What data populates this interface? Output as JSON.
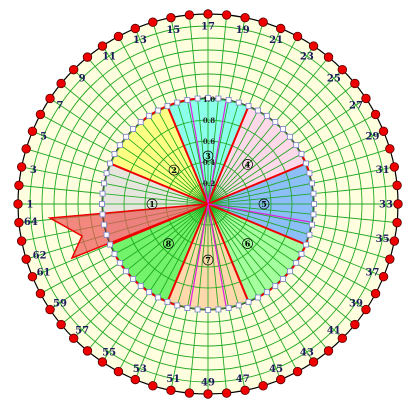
{
  "diagram": {
    "colors": {
      "background": "#ffffe0",
      "grid": "#22aa22",
      "outer_ring": "#000000",
      "dot": "#ee0000",
      "boundary": "#ee0000",
      "inner_ring_squares": "#8888cc"
    },
    "outer_numbers": [
      "1",
      "3",
      "5",
      "7",
      "9",
      "11",
      "13",
      "15",
      "17",
      "19",
      "21",
      "23",
      "25",
      "27",
      "29",
      "31",
      "33",
      "35",
      "37",
      "39",
      "41",
      "43",
      "45",
      "47",
      "49",
      "51",
      "53",
      "55",
      "57",
      "59",
      "61",
      "62",
      "64"
    ],
    "scale_labels": [
      "1.0",
      "0.8",
      "0.6",
      "0.4",
      "0.2"
    ],
    "sectors": [
      {
        "label": "1",
        "color": "#dddddd"
      },
      {
        "label": "2",
        "color": "#ffff66"
      },
      {
        "label": "3",
        "color": "#66ffee"
      },
      {
        "label": "4",
        "color": "#ffccee"
      },
      {
        "label": "5",
        "color": "#66aaff"
      },
      {
        "label": "6",
        "color": "#88ff88"
      },
      {
        "label": "7",
        "color": "#ffcc99"
      },
      {
        "label": "8",
        "color": "#44ee44"
      }
    ]
  }
}
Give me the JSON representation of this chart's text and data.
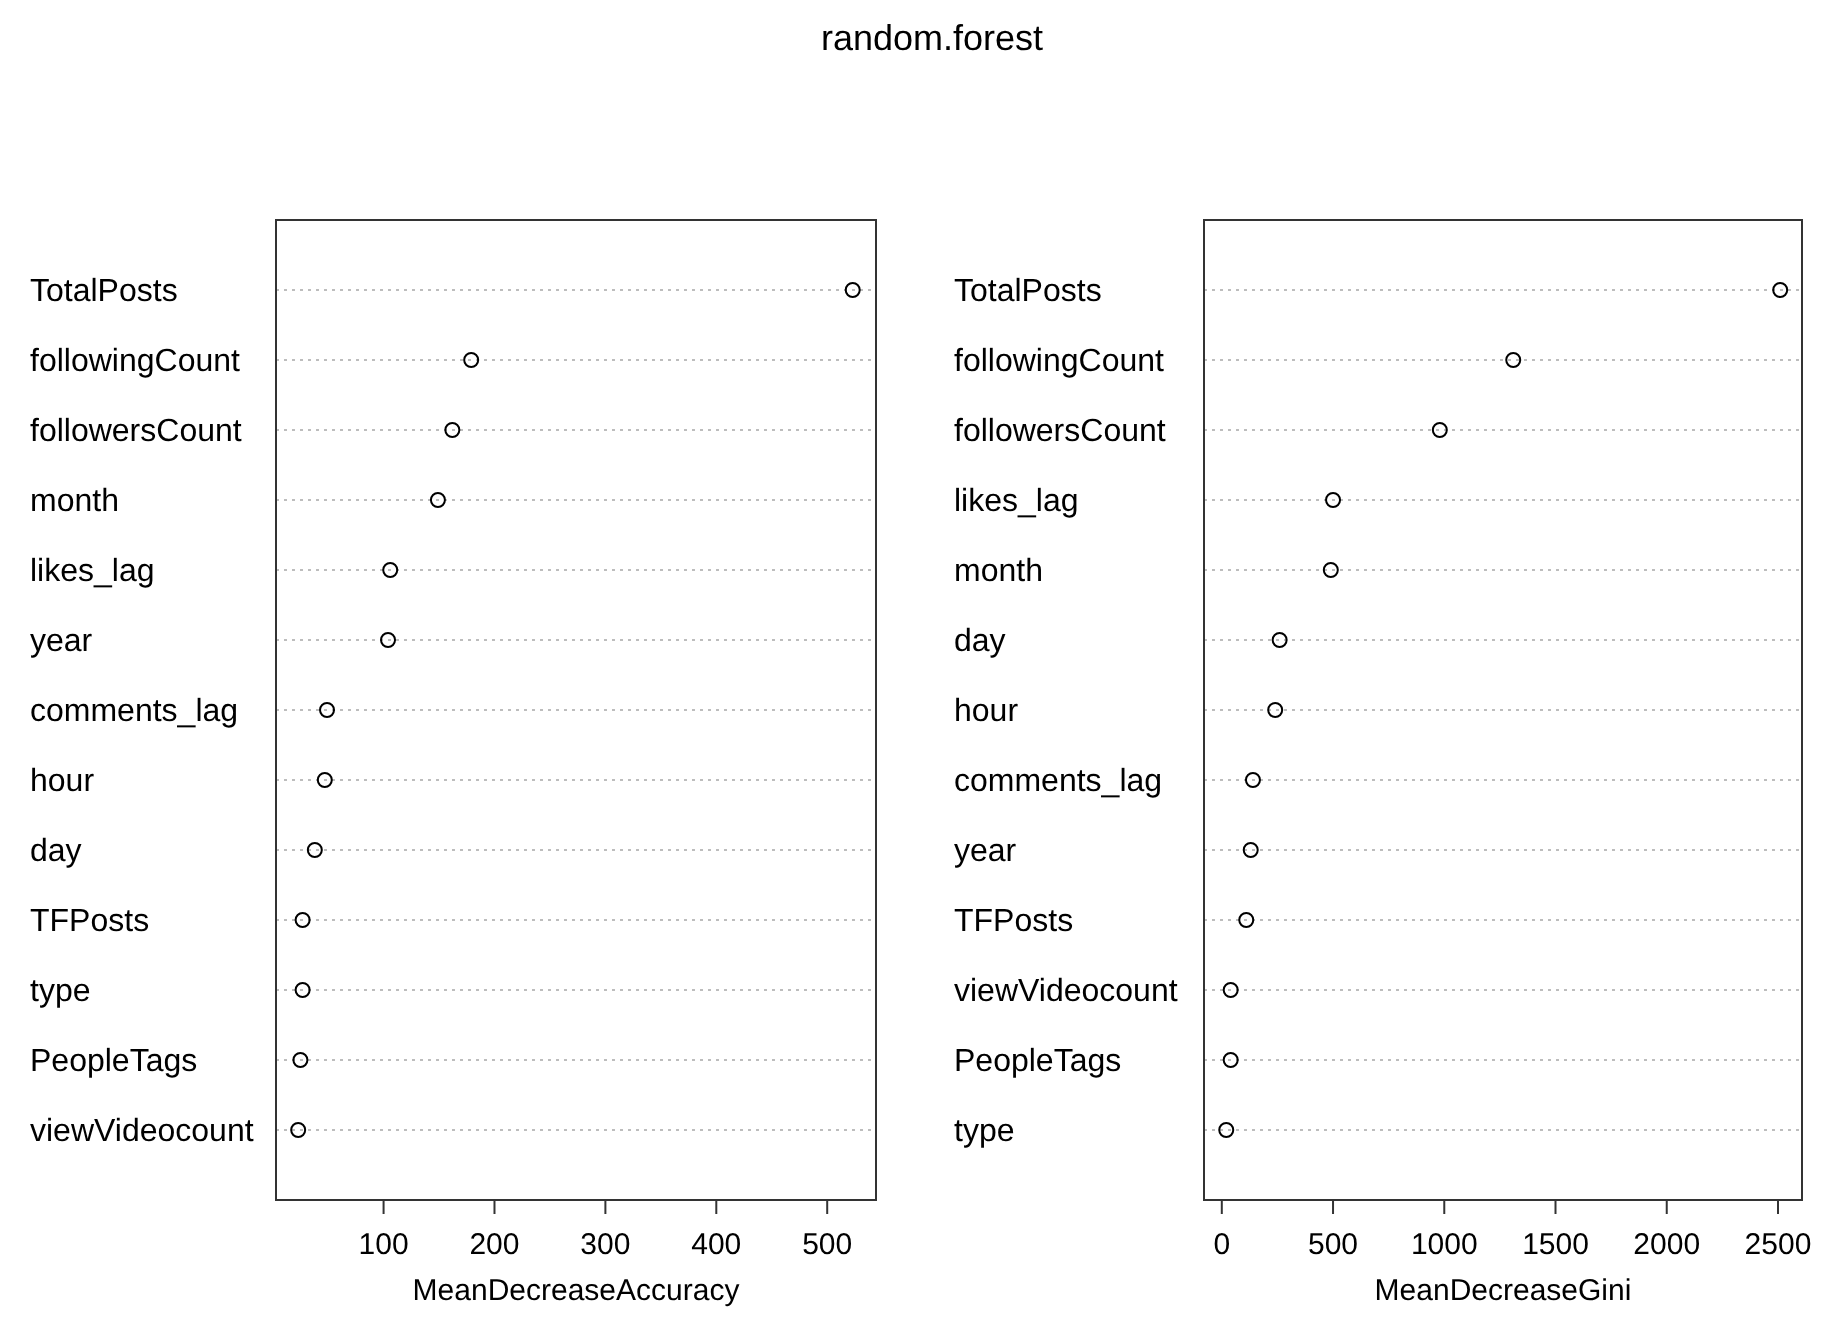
{
  "chart_data": [
    {
      "type": "scatter",
      "title": "random.forest",
      "orientation": "horizontal",
      "xlabel": "MeanDecreaseAccuracy",
      "categories": [
        "TotalPosts",
        "followingCount",
        "followersCount",
        "month",
        "likes_lag",
        "year",
        "comments_lag",
        "hour",
        "day",
        "TFPosts",
        "type",
        "PeopleTags",
        "viewVideocount"
      ],
      "series": [
        {
          "color": "#000000",
          "values": [
            523,
            179,
            162,
            149,
            106,
            104,
            49,
            47,
            38,
            27,
            27,
            25,
            23
          ]
        }
      ],
      "xlim": [
        3,
        544
      ],
      "xticks": [
        100,
        200,
        300,
        400,
        500
      ],
      "grid": "y",
      "marker": "circle"
    },
    {
      "type": "scatter",
      "orientation": "horizontal",
      "xlabel": "MeanDecreaseGini",
      "categories": [
        "TotalPosts",
        "followingCount",
        "followersCount",
        "likes_lag",
        "month",
        "day",
        "hour",
        "comments_lag",
        "year",
        "TFPosts",
        "viewVideocount",
        "PeopleTags",
        "type"
      ],
      "series": [
        {
          "color": "#000000",
          "values": [
            2510,
            1310,
            980,
            500,
            490,
            260,
            240,
            140,
            130,
            110,
            40,
            40,
            20
          ]
        }
      ],
      "xlim": [
        -80,
        2608
      ],
      "xticks": [
        0,
        500,
        1000,
        1500,
        2000,
        2500
      ],
      "grid": "y",
      "marker": "circle"
    }
  ]
}
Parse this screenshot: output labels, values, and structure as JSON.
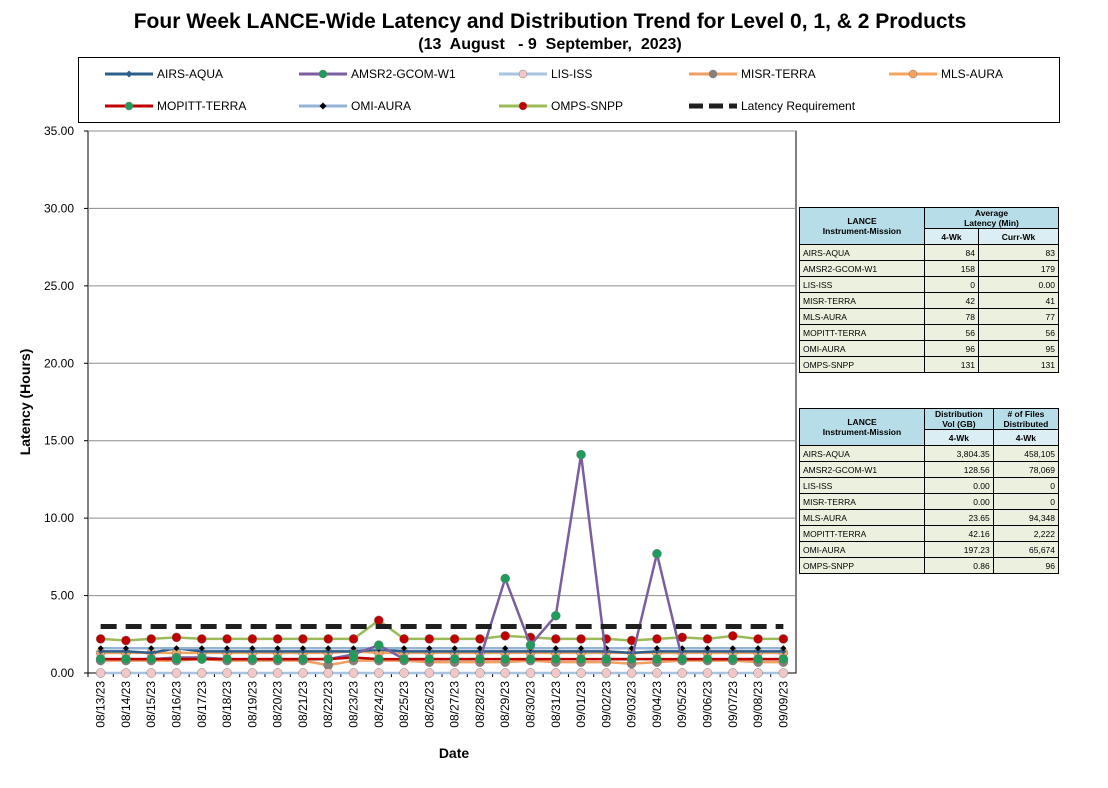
{
  "title_line1": "Four Week LANCE-Wide Latency and Distribution Trend for Level 0, 1, & 2 Products",
  "title_line2": "(13  August   - 9  September,  2023)",
  "legend": [
    {
      "label": "AIRS-AQUA",
      "color": "#2e5f8a",
      "marker": "diamond",
      "marker_color": "#2e5f8a"
    },
    {
      "label": "AMSR2-GCOM-W1",
      "color": "#7a5ea0",
      "marker": "circle",
      "marker_color": "#1e9c5a"
    },
    {
      "label": "LIS-ISS",
      "color": "#a9c4e0",
      "marker": "circle",
      "marker_color": "#f4c7c7"
    },
    {
      "label": "MISR-TERRA",
      "color": "#f0a060",
      "marker": "circle",
      "marker_color": "#8c7e78"
    },
    {
      "label": "MLS-AURA",
      "color": "#f5a45e",
      "marker": "circle",
      "marker_color": "#f5a45e"
    },
    {
      "label": "MOPITT-TERRA",
      "color": "#c00000",
      "marker": "circle",
      "marker_color": "#1e9c5a"
    },
    {
      "label": "OMI-AURA",
      "color": "#95b3d7",
      "marker": "diamond",
      "marker_color": "#000000"
    },
    {
      "label": "OMPS-SNPP",
      "color": "#9bbb59",
      "marker": "circle",
      "marker_color": "#c00000"
    },
    {
      "label": "Latency Requirement",
      "color": "#1f1f1f",
      "marker": "dash",
      "marker_color": "#1f1f1f"
    }
  ],
  "chart_data": {
    "type": "line",
    "title": "Four Week LANCE-Wide Latency and Distribution Trend for Level 0, 1, & 2 Products",
    "xlabel": "Date",
    "ylabel": "Latency (Hours)",
    "ylim": [
      0,
      35
    ],
    "yticks": [
      "0.00",
      "5.00",
      "10.00",
      "15.00",
      "20.00",
      "25.00",
      "30.00",
      "35.00"
    ],
    "ytick_values": [
      0,
      5,
      10,
      15,
      20,
      25,
      30,
      35
    ],
    "grid": true,
    "x": [
      "08/13/23",
      "08/14/23",
      "08/15/23",
      "08/16/23",
      "08/17/23",
      "08/18/23",
      "08/19/23",
      "08/20/23",
      "08/21/23",
      "08/22/23",
      "08/23/23",
      "08/24/23",
      "08/25/23",
      "08/26/23",
      "08/27/23",
      "08/28/23",
      "08/29/23",
      "08/30/23",
      "08/31/23",
      "09/01/23",
      "09/02/23",
      "09/03/23",
      "09/04/23",
      "09/05/23",
      "09/06/23",
      "09/07/23",
      "09/08/23",
      "09/09/23"
    ],
    "series": [
      {
        "name": "MISR-TERRA",
        "color": "#f0a060",
        "marker": "circle",
        "marker_color": "#8c7e78",
        "values": [
          0.8,
          0.8,
          0.8,
          0.8,
          0.9,
          0.8,
          0.8,
          0.8,
          0.8,
          0.5,
          0.8,
          0.8,
          0.8,
          0.7,
          0.7,
          0.7,
          0.7,
          0.8,
          0.7,
          0.7,
          0.7,
          0.6,
          0.7,
          0.8,
          0.8,
          0.8,
          0.7,
          0.7
        ]
      },
      {
        "name": "MLS-AURA",
        "color": "#f5a45e",
        "marker": "circle",
        "marker_color": "#f5a45e",
        "values": [
          1.3,
          1.3,
          1.3,
          1.3,
          1.3,
          1.3,
          1.3,
          1.3,
          1.3,
          1.3,
          1.4,
          1.3,
          1.3,
          1.3,
          1.3,
          1.3,
          1.3,
          1.3,
          1.3,
          1.3,
          1.3,
          1.3,
          1.3,
          1.3,
          1.3,
          1.3,
          1.3,
          1.3
        ]
      },
      {
        "name": "AIRS-AQUA",
        "color": "#2e5f8a",
        "marker": "diamond",
        "marker_color": "#2e5f8a",
        "values": [
          1.4,
          1.4,
          1.3,
          1.6,
          1.4,
          1.4,
          1.4,
          1.4,
          1.4,
          1.4,
          1.4,
          1.5,
          1.4,
          1.4,
          1.4,
          1.4,
          1.4,
          1.4,
          1.4,
          1.4,
          1.4,
          1.3,
          1.4,
          1.4,
          1.4,
          1.4,
          1.4,
          1.4
        ]
      },
      {
        "name": "OMI-AURA",
        "color": "#95b3d7",
        "marker": "diamond",
        "marker_color": "#000000",
        "values": [
          1.6,
          1.6,
          1.6,
          1.6,
          1.6,
          1.6,
          1.6,
          1.6,
          1.6,
          1.6,
          1.6,
          1.6,
          1.6,
          1.6,
          1.6,
          1.6,
          1.6,
          1.6,
          1.6,
          1.6,
          1.6,
          1.6,
          1.6,
          1.6,
          1.6,
          1.6,
          1.6,
          1.6
        ]
      },
      {
        "name": "OMPS-SNPP",
        "color": "#9bbb59",
        "marker": "circle",
        "marker_color": "#c00000",
        "values": [
          2.2,
          2.1,
          2.2,
          2.3,
          2.2,
          2.2,
          2.2,
          2.2,
          2.2,
          2.2,
          2.2,
          3.4,
          2.2,
          2.2,
          2.2,
          2.2,
          2.4,
          2.3,
          2.2,
          2.2,
          2.2,
          2.1,
          2.2,
          2.3,
          2.2,
          2.4,
          2.2,
          2.2
        ]
      },
      {
        "name": "AMSR2-GCOM-W1",
        "color": "#7a5ea0",
        "marker": "circle",
        "marker_color": "#1e9c5a",
        "values": [
          0.9,
          0.9,
          0.9,
          1.0,
          1.0,
          0.9,
          0.9,
          0.9,
          0.9,
          0.9,
          1.2,
          1.8,
          0.9,
          0.9,
          0.9,
          0.9,
          6.1,
          1.8,
          3.7,
          14.1,
          0.9,
          0.9,
          7.7,
          0.9,
          0.9,
          0.9,
          0.9,
          0.9
        ]
      },
      {
        "name": "MOPITT-TERRA",
        "color": "#c00000",
        "marker": "circle",
        "marker_color": "#1e9c5a",
        "values": [
          0.9,
          0.9,
          0.9,
          0.9,
          0.9,
          0.9,
          0.9,
          0.9,
          0.9,
          0.9,
          1.0,
          0.9,
          0.9,
          0.9,
          0.9,
          0.9,
          0.9,
          0.9,
          0.9,
          0.9,
          0.9,
          0.9,
          0.9,
          0.9,
          0.9,
          0.9,
          0.9,
          0.9
        ]
      },
      {
        "name": "LIS-ISS",
        "color": "#a9c4e0",
        "marker": "circle",
        "marker_color": "#f4c7c7",
        "values": [
          0,
          0,
          0,
          0,
          0,
          0,
          0,
          0,
          0,
          0,
          0,
          0,
          0,
          0,
          0,
          0,
          0,
          0,
          0,
          0,
          0,
          0,
          0,
          0,
          0,
          0,
          0,
          0
        ]
      },
      {
        "name": "Latency Requirement",
        "color": "#1f1f1f",
        "dashed": true,
        "values": [
          3,
          3,
          3,
          3,
          3,
          3,
          3,
          3,
          3,
          3,
          3,
          3,
          3,
          3,
          3,
          3,
          3,
          3,
          3,
          3,
          3,
          3,
          3,
          3,
          3,
          3,
          3,
          3
        ]
      }
    ]
  },
  "table1": {
    "col1_header": "LANCE\nInstrument-Mission",
    "col2_header": "Average\nLatency (Min)",
    "sub_4wk": "4-Wk",
    "sub_curr": "Curr-Wk",
    "rows": [
      {
        "name": "AIRS-AQUA",
        "wk4": "84",
        "curr": "83"
      },
      {
        "name": "AMSR2-GCOM-W1",
        "wk4": "158",
        "curr": "179"
      },
      {
        "name": "LIS-ISS",
        "wk4": "0",
        "curr": "0.00"
      },
      {
        "name": "MISR-TERRA",
        "wk4": "42",
        "curr": "41"
      },
      {
        "name": "MLS-AURA",
        "wk4": "78",
        "curr": "77"
      },
      {
        "name": "MOPITT-TERRA",
        "wk4": "56",
        "curr": "56"
      },
      {
        "name": "OMI-AURA",
        "wk4": "96",
        "curr": "95"
      },
      {
        "name": "OMPS-SNPP",
        "wk4": "131",
        "curr": "131"
      }
    ]
  },
  "table2": {
    "col1_header": "LANCE\nInstrument-Mission",
    "col2_header": "Distribution\nVol (GB)",
    "col3_header": "# of Files\nDistributed",
    "sub_a": "4-Wk",
    "sub_b": "4-Wk",
    "rows": [
      {
        "name": "AIRS-AQUA",
        "vol": "3,804.35",
        "files": "458,105"
      },
      {
        "name": "AMSR2-GCOM-W1",
        "vol": "128.56",
        "files": "78,069"
      },
      {
        "name": "LIS-ISS",
        "vol": "0.00",
        "files": "0"
      },
      {
        "name": "MISR-TERRA",
        "vol": "0.00",
        "files": "0"
      },
      {
        "name": "MLS-AURA",
        "vol": "23.65",
        "files": "94,348"
      },
      {
        "name": "MOPITT-TERRA",
        "vol": "42.16",
        "files": "2,222"
      },
      {
        "name": "OMI-AURA",
        "vol": "197.23",
        "files": "65,674"
      },
      {
        "name": "OMPS-SNPP",
        "vol": "0.86",
        "files": "96"
      }
    ]
  }
}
+---+
Directive: Reproduce each line holding the word "Products".

Result for this task:
  "title_line1": "Four Week LANCE-Wide Latency and Distribution Trend for Level 0, 1, & 2 Products",
    "title": "Four Week LANCE-Wide Latency and Distribution Trend for Level 0, 1, & 2 Products",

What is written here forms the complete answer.